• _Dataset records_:

####

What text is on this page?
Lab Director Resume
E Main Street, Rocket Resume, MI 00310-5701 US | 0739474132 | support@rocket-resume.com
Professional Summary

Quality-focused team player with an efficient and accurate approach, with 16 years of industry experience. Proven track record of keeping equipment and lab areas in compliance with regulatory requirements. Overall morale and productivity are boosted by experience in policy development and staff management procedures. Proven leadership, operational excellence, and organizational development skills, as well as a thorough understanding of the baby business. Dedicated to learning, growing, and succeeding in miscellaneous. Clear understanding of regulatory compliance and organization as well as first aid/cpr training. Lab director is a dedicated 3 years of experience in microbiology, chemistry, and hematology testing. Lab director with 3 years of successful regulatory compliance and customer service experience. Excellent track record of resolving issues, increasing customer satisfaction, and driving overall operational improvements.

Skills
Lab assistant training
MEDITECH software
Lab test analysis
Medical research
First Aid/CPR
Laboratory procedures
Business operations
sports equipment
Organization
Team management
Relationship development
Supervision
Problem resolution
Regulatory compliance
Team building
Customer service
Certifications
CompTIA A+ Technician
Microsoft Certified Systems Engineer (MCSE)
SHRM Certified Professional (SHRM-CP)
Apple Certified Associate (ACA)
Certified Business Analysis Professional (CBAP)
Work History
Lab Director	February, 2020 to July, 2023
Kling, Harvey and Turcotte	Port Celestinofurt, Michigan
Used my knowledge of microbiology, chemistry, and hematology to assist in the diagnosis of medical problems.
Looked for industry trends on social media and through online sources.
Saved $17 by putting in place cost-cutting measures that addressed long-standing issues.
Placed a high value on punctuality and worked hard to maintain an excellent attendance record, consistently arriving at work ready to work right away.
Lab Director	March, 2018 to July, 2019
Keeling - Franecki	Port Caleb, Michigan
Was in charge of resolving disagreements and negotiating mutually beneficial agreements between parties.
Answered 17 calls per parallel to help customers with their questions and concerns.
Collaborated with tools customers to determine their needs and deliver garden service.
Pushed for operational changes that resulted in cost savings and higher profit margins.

####

• _WHAT TO PRODUCE_:
Print every record exactly as it was given.

• _COMPLETE RESPONSE_:
What text is on this page?
Lab Director Resume
E Main Street, Rocket Resume, MI 00310-5701 US | 0739474132 | support@rocket-resume.com
Professional Summary

Quality-focused team player with an efficient and accurate approach, with 16 years of industry experience. Proven track record of keeping equipment and lab areas in compliance with regulatory requirements. Overall morale and productivity are boosted by experience in policy development and staff management procedures. Proven leadership, operational excellence, and organizational development skills, as well as a thorough understanding of the baby business. Dedicated to learning, growing, and succeeding in miscellaneous. Clear understanding of regulatory compliance and organization as well as first aid/cpr training. Lab director is a dedicated 3 years of experience in microbiology, chemistry, and hematology testing. Lab director with 3 years of successful regulatory compliance and customer service experience. Excellent track record of resolving issues, increasing customer satisfaction, and driving overall operational improvements.

Skills
Lab assistant training
MEDITECH software
Lab test analysis
Medical research
First Aid/CPR
Laboratory procedures
Business operations
sports equipment
Organization
Team management
Relationship development
Supervision
Problem resolution
Regulatory compliance
Team building
Customer service
Certifications
CompTIA A+ Technician
Microsoft Certified Systems Engineer (MCSE)
SHRM Certified Professional (SHRM-CP)
Apple Certified Associate (ACA)
Certified Business Analysis Professional (CBAP)
Work History
Lab Director	February, 2020 to July, 2023
Kling, Harvey and Turcotte	Port Celestinofurt, Michigan
Used my knowledge of microbiology, chemistry, and hematology to assist in the diagnosis of medical problems.
Looked for industry trends on social media and through online sources.
Saved $17 by putting in place cost-cutting measures that addressed long-standing issues.
Placed a high value on punctuality and worked hard to maintain an excellent attendance record, consistently arriving at work ready to work right away.
Lab Director	March, 2018 to July, 2019
Keeling - Franecki	Port Caleb, Michigan
Was in charge of resolving disagreements and negotiating mutually beneficial agreements between parties.
Answered 17 calls per parallel to help customers with their questions and concerns.
Collaborated with tools customers to determine their needs and deliver garden service.
Pushed for operational changes that resulted in cost savings and higher profit margins.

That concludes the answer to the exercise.